ACTION ITEM.
Set down the post about gender identity word for word, everything from "But then I read" down to "be horribly mistaken.".

*** SELECTED EXTRACT Section Begins ***

For the longest time, I thought I was a FTM transsexual. I despise my body and feel like it doesn't fit me, I picture myself as a boy automatically whenever I'm mentioned, I prefer being called a male, I have dreams where whenever I'm a boy I'm happier, I get an energy boost and a lot more confidence when I bind, I get jealous of my brothers, etc.
But then I read about transitioning (taking HRT and having surgery) and I freeze up. I'm not sure I want to do something so drastic. I have no idea if it'd be a mistake. What if I'm wrong? What if I'm fine the way I am and I mess up? What if I'm not really trans? Maybe I'm just a huge lesbian? I feel so alone because everybody who is trans transitions. Those who don't transition, do it because they don't have the money, not by choice. My few trans friends are all transitioning, people on here are transitioning, everywhere is the same. I feel like I don't belong anywhere and I don't know what I am. Am I male or female? Why can't I just accept being female? Why does it bother me so? Why can't I just transition and be happy? Thinking about having a male body does make me happy, but I could be horribly mistaken.
I guess the obvious answer is to go to a therapist, but I'm terrified. I have no idea what to say or how to act. I'm just so confused and stressed. I don't belong anywhere and nobody can seem to help me.

*** SELECTED EXTRACT Section Ends ***
*** PROVIDED DATA Section Begins ***

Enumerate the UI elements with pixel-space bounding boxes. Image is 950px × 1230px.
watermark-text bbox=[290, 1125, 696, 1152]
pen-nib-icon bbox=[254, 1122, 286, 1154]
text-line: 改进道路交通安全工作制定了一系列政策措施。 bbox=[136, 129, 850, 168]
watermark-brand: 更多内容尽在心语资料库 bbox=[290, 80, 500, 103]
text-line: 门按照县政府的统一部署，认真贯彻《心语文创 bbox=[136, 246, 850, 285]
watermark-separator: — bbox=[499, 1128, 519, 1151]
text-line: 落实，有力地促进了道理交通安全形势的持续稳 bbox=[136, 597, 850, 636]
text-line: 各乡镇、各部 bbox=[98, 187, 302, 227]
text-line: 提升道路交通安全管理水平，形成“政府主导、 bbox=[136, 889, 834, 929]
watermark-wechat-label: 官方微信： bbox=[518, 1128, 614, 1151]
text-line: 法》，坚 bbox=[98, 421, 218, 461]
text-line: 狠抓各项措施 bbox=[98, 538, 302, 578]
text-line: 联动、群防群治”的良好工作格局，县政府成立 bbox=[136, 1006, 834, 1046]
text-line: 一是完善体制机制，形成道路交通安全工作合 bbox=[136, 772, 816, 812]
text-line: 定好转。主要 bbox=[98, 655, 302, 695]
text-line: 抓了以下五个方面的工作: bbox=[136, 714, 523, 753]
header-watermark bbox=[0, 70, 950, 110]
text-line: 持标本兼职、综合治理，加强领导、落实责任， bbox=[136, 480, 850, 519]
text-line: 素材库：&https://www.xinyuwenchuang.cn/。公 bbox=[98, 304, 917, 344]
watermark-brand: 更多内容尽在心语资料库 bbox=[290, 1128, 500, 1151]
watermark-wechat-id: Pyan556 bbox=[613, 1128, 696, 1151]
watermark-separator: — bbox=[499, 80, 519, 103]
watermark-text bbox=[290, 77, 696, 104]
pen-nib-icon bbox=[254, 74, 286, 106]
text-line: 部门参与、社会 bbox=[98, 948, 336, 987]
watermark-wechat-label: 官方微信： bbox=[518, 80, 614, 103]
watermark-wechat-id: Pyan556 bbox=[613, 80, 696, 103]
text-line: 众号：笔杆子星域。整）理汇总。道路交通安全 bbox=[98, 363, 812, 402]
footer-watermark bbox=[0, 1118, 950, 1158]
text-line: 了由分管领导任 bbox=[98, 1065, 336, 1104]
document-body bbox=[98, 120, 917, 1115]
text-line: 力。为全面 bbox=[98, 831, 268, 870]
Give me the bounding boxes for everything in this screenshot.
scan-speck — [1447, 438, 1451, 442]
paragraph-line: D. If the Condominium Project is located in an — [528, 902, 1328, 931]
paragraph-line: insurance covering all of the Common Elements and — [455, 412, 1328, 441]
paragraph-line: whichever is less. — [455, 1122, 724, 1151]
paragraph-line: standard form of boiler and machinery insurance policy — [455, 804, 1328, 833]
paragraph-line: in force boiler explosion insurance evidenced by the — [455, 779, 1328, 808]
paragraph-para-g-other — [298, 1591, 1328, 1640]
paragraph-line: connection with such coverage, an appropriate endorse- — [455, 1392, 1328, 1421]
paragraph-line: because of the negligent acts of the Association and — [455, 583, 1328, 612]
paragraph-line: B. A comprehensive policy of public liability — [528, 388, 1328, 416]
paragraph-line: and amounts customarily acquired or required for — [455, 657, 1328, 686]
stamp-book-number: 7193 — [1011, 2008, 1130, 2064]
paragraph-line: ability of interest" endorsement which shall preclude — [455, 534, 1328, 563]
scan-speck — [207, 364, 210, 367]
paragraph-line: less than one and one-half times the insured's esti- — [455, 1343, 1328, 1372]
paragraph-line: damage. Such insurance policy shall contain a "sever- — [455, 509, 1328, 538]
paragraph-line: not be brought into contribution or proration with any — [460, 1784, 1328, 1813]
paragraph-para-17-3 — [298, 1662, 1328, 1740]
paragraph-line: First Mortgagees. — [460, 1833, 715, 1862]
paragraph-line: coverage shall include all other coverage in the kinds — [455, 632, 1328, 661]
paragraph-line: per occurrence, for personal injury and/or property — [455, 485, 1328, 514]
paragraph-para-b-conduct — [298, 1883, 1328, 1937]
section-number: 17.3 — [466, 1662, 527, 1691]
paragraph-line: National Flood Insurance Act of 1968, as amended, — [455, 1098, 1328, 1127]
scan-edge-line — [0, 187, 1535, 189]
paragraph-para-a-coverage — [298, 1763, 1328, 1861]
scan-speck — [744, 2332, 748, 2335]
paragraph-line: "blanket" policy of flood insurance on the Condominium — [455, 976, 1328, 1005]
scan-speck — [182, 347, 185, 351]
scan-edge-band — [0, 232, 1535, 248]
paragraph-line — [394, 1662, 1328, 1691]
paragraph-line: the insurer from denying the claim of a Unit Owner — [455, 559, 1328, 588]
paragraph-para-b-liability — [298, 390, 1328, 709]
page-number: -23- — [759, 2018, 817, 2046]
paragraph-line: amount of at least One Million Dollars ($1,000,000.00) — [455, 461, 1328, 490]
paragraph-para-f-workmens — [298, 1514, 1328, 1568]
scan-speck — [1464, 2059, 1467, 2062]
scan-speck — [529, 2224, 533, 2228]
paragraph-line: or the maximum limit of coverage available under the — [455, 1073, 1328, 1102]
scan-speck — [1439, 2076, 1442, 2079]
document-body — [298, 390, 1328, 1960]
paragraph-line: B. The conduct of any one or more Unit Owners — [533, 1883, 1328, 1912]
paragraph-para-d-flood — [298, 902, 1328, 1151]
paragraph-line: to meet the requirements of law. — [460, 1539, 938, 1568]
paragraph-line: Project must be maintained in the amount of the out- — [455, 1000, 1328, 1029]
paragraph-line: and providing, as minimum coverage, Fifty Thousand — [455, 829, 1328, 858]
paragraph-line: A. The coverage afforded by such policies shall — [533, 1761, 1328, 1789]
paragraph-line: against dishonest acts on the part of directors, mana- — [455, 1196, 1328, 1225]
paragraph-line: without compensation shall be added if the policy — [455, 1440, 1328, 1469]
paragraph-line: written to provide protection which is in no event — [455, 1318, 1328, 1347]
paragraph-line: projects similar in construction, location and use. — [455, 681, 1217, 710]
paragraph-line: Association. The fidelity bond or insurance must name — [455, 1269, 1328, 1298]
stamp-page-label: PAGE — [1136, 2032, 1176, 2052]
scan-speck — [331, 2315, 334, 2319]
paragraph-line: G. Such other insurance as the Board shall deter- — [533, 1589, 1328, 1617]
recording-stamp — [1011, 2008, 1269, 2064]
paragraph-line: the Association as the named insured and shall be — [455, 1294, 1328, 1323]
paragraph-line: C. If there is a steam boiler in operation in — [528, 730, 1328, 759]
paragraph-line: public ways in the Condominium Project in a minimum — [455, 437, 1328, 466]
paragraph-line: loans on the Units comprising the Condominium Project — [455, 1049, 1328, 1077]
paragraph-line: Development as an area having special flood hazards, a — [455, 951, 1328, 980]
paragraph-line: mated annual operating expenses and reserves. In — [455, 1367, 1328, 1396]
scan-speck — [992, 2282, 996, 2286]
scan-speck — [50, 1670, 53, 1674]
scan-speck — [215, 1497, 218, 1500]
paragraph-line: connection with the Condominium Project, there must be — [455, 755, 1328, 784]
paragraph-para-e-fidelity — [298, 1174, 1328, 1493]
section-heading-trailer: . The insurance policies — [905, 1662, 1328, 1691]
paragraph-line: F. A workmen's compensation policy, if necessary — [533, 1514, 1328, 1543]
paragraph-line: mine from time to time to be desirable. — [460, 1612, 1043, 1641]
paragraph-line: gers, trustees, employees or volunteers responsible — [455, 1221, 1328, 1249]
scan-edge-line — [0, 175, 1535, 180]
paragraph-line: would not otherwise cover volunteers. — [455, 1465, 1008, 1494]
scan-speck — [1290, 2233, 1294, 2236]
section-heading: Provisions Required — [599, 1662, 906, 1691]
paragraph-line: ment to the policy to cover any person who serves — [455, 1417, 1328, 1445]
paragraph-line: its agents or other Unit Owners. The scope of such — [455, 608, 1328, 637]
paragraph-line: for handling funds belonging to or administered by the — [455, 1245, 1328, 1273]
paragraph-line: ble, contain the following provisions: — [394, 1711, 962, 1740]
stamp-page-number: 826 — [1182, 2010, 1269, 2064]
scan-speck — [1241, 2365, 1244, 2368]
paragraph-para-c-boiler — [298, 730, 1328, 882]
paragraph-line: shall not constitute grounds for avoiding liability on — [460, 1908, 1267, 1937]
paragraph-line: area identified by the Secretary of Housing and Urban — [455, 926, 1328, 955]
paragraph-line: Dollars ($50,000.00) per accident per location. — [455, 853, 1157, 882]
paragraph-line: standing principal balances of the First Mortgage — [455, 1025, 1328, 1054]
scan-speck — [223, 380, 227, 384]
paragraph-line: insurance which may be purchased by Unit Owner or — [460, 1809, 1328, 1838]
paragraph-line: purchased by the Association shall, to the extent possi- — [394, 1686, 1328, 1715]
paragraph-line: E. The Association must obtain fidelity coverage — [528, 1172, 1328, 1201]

*** PROVIDED DATA Section Ends ***

OUTPUT BELOW.
But then I read about transitioning (taking HRT and having surgery) and I freeze up. I'm not sure I want to do something so drastic. I have no idea if it'd be a mistake. What if I'm wrong? What if I'm fine the way I am and I mess up? What if I'm not really trans? Maybe I'm just a huge lesbian? I feel so alone because everybody who is trans transitions. Those who don't transition, do it because they don't have the money, not by choice. My few trans friends are all transitioning, people on here are transitioning, everywhere is the same. I feel like I don't belong anywhere and I don't know what I am. Am I male or female? Why can't I just accept being female? Why does it bother me so? Why can't I just transition and be happy? Thinking about having a male body does make me happy, but I could be horribly mistaken.